Using the information =>
A) According to the passage on Lloyd's algorithm, what name is Lloyd's algorithm often given?
B) Continue the passage on Lloyd's algorithm from its final sentence by writing out the rest of the proof of Theorem 1.

Selected extract =>
▽

Lloyd’s Algorithm is an algorithm to solve the K Means problem that is so ubiquitous it is often called the K Means algorithm, although we should distinguish the K Means problem from any particular algorithm used to solve it. Lloyd’s algorithm repeats the two alternating steps until convergence:

  1. Assign: For each datum \(x_n\), compute the distance between the datum and the \(K\) centroids. Assign the datum to the nearest centroid.
  2. Update centroids: For each cluster, set the centroid \(\mu_k = \frac{1}{|C_k|} \sum_{x_n \in C_k} x_n\) based on the previous assignments.

Theorem 1: Lloyd’s monotonically decreases the K Means objective until local convergence.

Proof: First, note that \(L(\{C_k\}) \geq 0\) because \(\lvert \lvert x_n - \mu_k \lvert \lvert^2 \geq 0\) and the sum of nonnegative terms is itself nonnegative. This means the objective function \(L(\{C_k\})\) cannot be lowered indefinitely.

We show that each step cannot increase the loss.

△

Structured page parsing data =>
▽

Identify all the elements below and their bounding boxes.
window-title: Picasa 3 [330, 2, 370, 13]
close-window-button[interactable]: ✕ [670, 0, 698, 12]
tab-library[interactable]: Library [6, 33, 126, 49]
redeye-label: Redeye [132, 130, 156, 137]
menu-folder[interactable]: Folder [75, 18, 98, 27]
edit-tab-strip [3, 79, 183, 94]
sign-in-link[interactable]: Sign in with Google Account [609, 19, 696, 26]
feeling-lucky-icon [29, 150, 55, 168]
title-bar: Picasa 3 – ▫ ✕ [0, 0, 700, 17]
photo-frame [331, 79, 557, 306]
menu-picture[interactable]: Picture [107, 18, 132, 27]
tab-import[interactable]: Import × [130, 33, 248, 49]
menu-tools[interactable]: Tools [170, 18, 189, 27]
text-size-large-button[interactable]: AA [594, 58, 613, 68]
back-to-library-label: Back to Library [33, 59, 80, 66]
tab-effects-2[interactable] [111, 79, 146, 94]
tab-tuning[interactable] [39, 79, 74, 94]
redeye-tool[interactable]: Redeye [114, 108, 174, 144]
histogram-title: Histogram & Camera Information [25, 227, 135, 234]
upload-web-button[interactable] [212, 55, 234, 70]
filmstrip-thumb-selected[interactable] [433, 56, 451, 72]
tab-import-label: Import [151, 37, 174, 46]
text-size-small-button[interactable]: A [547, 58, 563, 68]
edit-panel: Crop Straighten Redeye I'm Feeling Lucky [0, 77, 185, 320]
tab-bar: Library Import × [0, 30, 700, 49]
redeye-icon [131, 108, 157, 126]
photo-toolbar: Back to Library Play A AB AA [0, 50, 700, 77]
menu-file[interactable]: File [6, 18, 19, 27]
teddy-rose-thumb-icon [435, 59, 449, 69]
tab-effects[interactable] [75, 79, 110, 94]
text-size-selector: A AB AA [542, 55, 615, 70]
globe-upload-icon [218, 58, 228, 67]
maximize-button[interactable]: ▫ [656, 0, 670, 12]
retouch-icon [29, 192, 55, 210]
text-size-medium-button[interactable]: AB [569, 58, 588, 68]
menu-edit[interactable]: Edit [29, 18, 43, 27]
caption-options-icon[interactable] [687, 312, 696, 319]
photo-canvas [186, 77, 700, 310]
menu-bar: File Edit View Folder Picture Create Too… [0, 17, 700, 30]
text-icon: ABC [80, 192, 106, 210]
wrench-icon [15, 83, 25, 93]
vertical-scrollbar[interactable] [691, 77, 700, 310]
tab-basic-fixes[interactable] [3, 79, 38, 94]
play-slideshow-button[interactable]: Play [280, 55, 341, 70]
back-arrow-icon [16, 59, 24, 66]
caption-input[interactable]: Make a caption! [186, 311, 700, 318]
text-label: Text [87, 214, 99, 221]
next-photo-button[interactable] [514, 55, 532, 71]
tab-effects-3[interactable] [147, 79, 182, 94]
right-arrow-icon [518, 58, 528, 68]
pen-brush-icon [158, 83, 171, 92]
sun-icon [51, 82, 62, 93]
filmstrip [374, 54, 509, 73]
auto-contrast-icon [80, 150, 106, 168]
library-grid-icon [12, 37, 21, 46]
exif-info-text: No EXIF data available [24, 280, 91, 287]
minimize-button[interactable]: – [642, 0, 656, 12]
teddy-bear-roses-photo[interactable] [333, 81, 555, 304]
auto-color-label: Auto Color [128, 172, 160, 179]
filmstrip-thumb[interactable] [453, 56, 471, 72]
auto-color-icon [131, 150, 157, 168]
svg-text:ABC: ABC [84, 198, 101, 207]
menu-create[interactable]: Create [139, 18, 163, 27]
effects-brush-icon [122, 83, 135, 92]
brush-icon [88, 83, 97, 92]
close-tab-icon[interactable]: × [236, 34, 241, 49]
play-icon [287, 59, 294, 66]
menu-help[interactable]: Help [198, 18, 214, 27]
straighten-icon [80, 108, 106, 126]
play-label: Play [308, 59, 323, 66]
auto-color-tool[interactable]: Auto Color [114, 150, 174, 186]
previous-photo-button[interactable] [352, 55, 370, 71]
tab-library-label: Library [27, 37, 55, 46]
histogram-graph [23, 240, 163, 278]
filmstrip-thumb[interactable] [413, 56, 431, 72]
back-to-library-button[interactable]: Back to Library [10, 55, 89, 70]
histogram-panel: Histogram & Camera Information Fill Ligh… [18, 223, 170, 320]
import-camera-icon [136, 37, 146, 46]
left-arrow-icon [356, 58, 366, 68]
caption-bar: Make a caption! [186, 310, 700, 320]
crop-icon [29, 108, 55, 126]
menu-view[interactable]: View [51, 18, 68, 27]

△

Answers for the tasks =>
A) It is often called the K Means algorithm.

B)
\[L_{post} = L_{pre} - \lvert \lvert x_n - \mu_{pre} \lvert \lvert^2 + \lvert \lvert x_n - \mu_{post} \lvert \lvert^2\]

Per the rules of the assignment step, \(x_n\) is only reassigned if

\[\lvert \lvert x_n - \mu_{pre} \lvert \lvert^2 > \lvert \lvert x_n - \mu_{post} \lvert \lvert^2\]

If \(\mu_{pre} = \mu_{post}\) i.e. the datum is not assigned to a new cluster, the loss is unchanged. If the datum is assigned to a new cluster, we know that

\[L_{post} - L_{pre} < 0\]

Proof:

\[\begin{align*} &\sum_n \lvert \lvert z_n - z \lvert \lvert^2\\ &= \sum_n \lvert \lvert z_n - \bar{z} + \bar{z} - z \lvert \lvert^2\\ &= \sum_n \lvert \lvert z_n - \bar{z} \lvert \lvert^2 + \lvert \lvert \bar{z} - z \lvert \lvert^2 + 2 \sum_n (z_n \bar{z} - z_n z - \bar{z}\bar{z} + \bar{z} z)\\ &= \sum_n \lvert \lvert z_n - \bar{z} \lvert \lvert^2 + \lvert \lvert \bar{z} - z \lvert \lvert^2\\ &\geq \sum_n \lvert \lvert z_n - \bar{z} \lvert \lvert^2\\ \end{align*}\]

This lemma tells us that relocated the centroids from the previously assigned points to the new points cannot increase the sum of squared distances. Hence, the loss is nonincreasing.